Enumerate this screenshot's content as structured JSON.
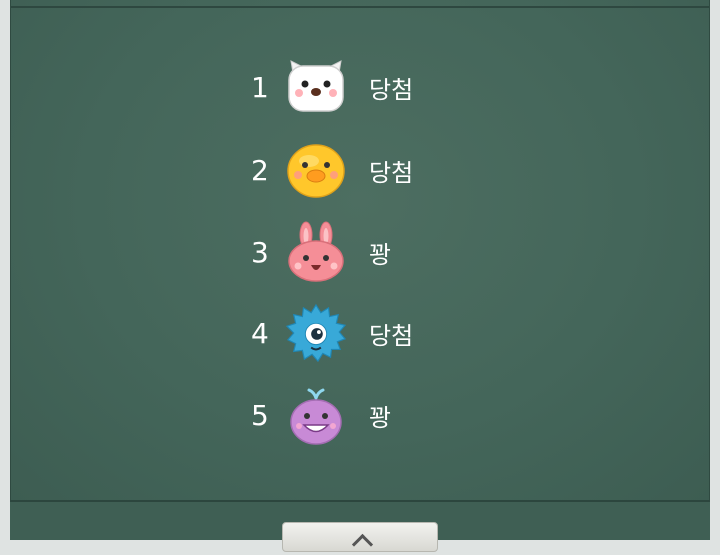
{
  "results": [
    {
      "number": "1",
      "character": "white-cat",
      "result": "당첨"
    },
    {
      "number": "2",
      "character": "yellow-chick",
      "result": "당첨"
    },
    {
      "number": "3",
      "character": "pink-rabbit",
      "result": "꽝"
    },
    {
      "number": "4",
      "character": "blue-hedgehog",
      "result": "당첨"
    },
    {
      "number": "5",
      "character": "purple-whale",
      "result": "꽝"
    }
  ],
  "colors": {
    "board": "#44665a",
    "text": "#ffffff"
  }
}
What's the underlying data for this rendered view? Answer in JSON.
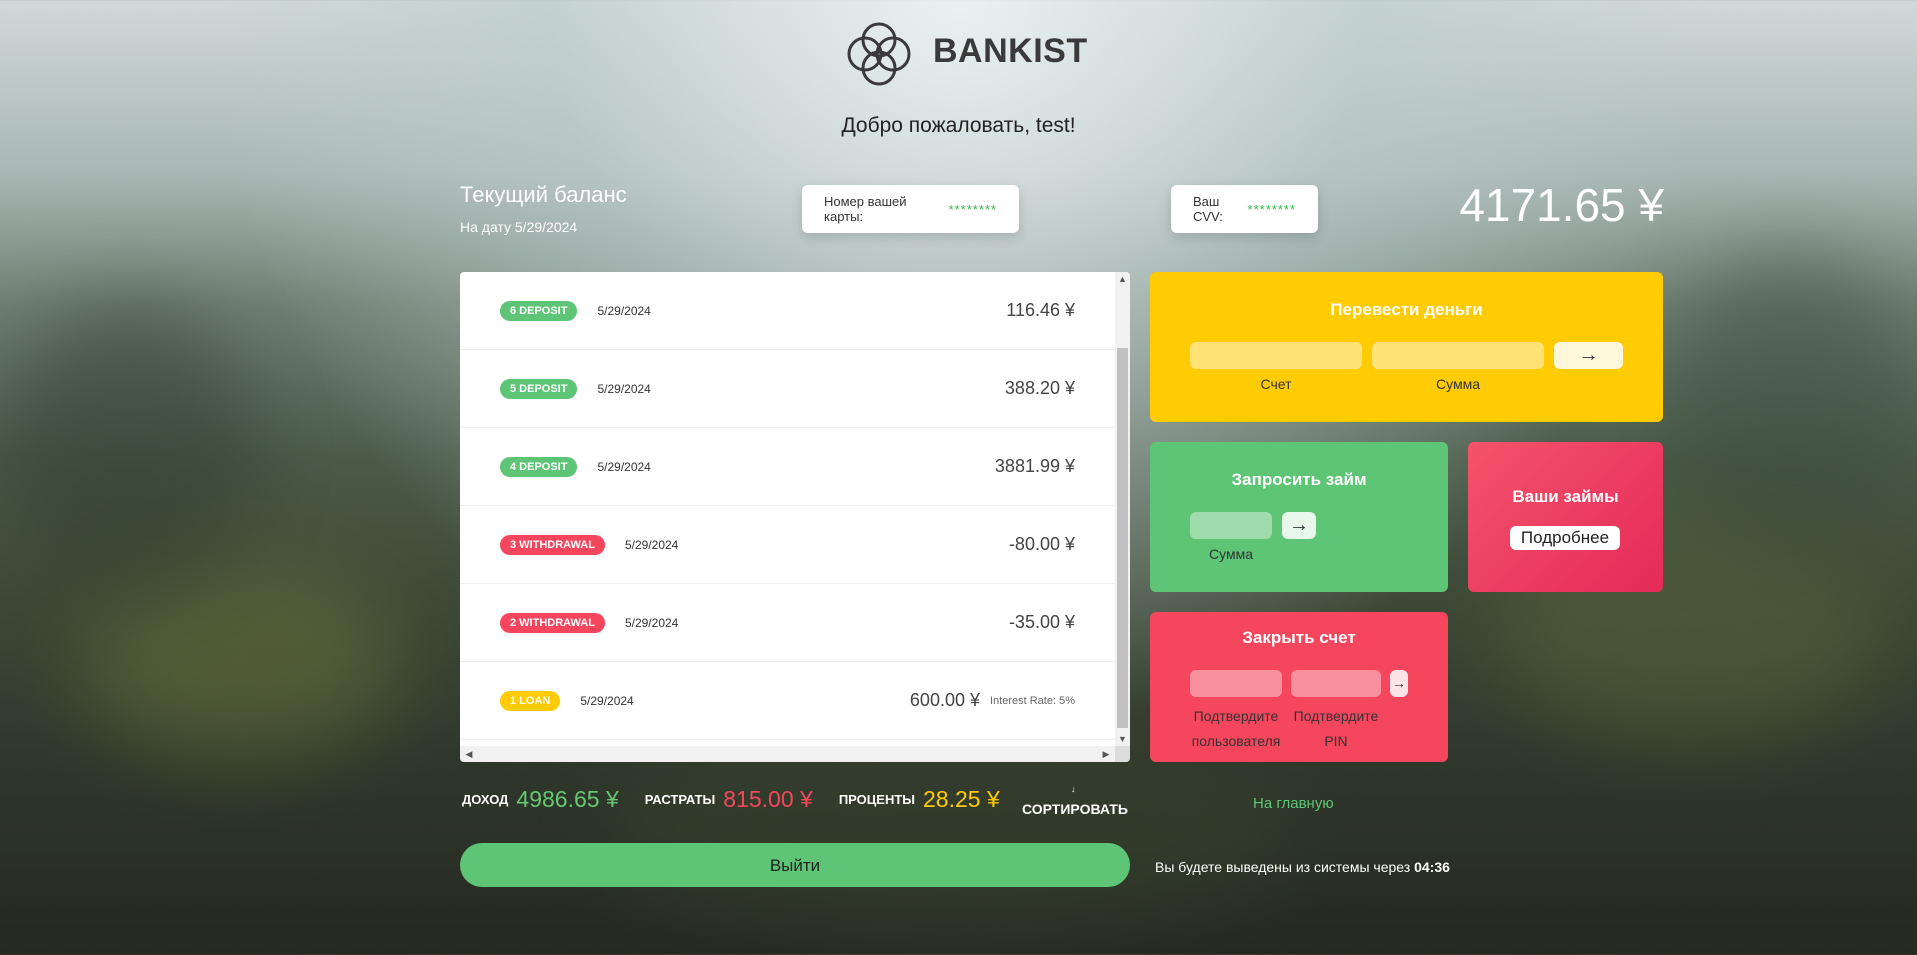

——

*GIVEN REQUEST:*
Write the material out again exactly as it appears, dropping the pictures.

*SOLUTION FOR THIS PROBLEM:*
Enumerate this screenshot's content as structured JSON.
{
  "results": [
    {
      "number": "1",
      "character": "white-cat",
      "result": "당첨"
    },
    {
      "number": "2",
      "character": "yellow-chick",
      "result": "당첨"
    },
    {
      "number": "3",
      "character": "pink-rabbit",
      "result": "꽝"
    },
    {
      "number": "4",
      "character": "blue-hedgehog",
      "result": "당첨"
    },
    {
      "number": "5",
      "character": "purple-whale",
      "result": "꽝"
    }
  ],
  "colors": {
    "board": "#44665a",
    "text": "#ffffff"
  }
}
What's the underlying data for this rendered view? Answer in JSON.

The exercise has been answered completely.